Written problem:
Output each entry that follows exactly. Images stay out.

Provided information:
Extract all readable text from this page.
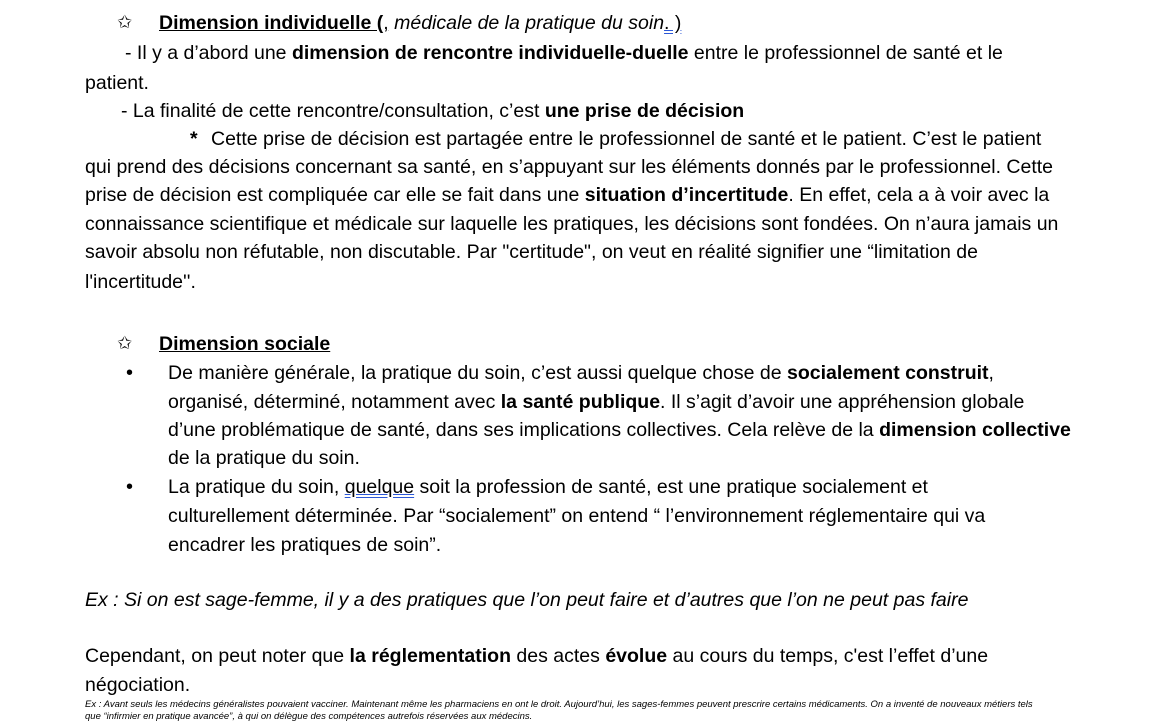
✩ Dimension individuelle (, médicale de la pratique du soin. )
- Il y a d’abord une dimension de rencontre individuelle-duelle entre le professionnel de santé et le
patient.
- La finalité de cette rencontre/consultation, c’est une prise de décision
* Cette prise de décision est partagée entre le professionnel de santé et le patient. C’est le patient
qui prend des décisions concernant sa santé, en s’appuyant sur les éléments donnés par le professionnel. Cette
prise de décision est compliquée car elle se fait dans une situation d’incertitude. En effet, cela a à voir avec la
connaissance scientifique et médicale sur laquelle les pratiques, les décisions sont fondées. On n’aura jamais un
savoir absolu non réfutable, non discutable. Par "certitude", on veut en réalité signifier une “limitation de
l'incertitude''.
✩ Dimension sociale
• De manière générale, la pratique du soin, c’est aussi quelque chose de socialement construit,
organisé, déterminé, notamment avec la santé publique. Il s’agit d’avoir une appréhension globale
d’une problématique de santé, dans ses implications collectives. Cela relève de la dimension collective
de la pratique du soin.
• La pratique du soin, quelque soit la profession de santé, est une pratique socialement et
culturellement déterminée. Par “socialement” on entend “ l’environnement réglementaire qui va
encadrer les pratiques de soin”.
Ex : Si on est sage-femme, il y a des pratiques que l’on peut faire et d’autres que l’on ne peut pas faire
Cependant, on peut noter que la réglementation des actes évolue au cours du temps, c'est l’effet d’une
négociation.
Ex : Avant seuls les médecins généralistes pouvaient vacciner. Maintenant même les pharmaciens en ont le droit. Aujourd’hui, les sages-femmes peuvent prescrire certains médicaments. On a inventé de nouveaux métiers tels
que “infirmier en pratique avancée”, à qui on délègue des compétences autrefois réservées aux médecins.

Answer to the problem:
Extract all readable text from this page.
✩ Dimension individuelle (, médicale de la pratique du soin. )
- Il y a d’abord une dimension de rencontre individuelle-duelle entre le professionnel de santé et le
patient.
- La finalité de cette rencontre/consultation, c’est une prise de décision
* Cette prise de décision est partagée entre le professionnel de santé et le patient. C’est le patient
qui prend des décisions concernant sa santé, en s’appuyant sur les éléments donnés par le professionnel. Cette
prise de décision est compliquée car elle se fait dans une situation d’incertitude. En effet, cela a à voir avec la
connaissance scientifique et médicale sur laquelle les pratiques, les décisions sont fondées. On n’aura jamais un
savoir absolu non réfutable, non discutable. Par "certitude", on veut en réalité signifier une “limitation de
l'incertitude''.
✩ Dimension sociale
• De manière générale, la pratique du soin, c’est aussi quelque chose de socialement construit,
organisé, déterminé, notamment avec la santé publique. Il s’agit d’avoir une appréhension globale
d’une problématique de santé, dans ses implications collectives. Cela relève de la dimension collective
de la pratique du soin.
• La pratique du soin, quelque soit la profession de santé, est une pratique socialement et
culturellement déterminée. Par “socialement” on entend “ l’environnement réglementaire qui va
encadrer les pratiques de soin”.
Ex : Si on est sage-femme, il y a des pratiques que l’on peut faire et d’autres que l’on ne peut pas faire
Cependant, on peut noter que la réglementation des actes évolue au cours du temps, c'est l’effet d’une
négociation.
Ex : Avant seuls les médecins généralistes pouvaient vacciner. Maintenant même les pharmaciens en ont le droit. Aujourd’hui, les sages-femmes peuvent prescrire certains médicaments. On a inventé de nouveaux métiers tels
que “infirmier en pratique avancée”, à qui on délègue des compétences autrefois réservées aux médecins.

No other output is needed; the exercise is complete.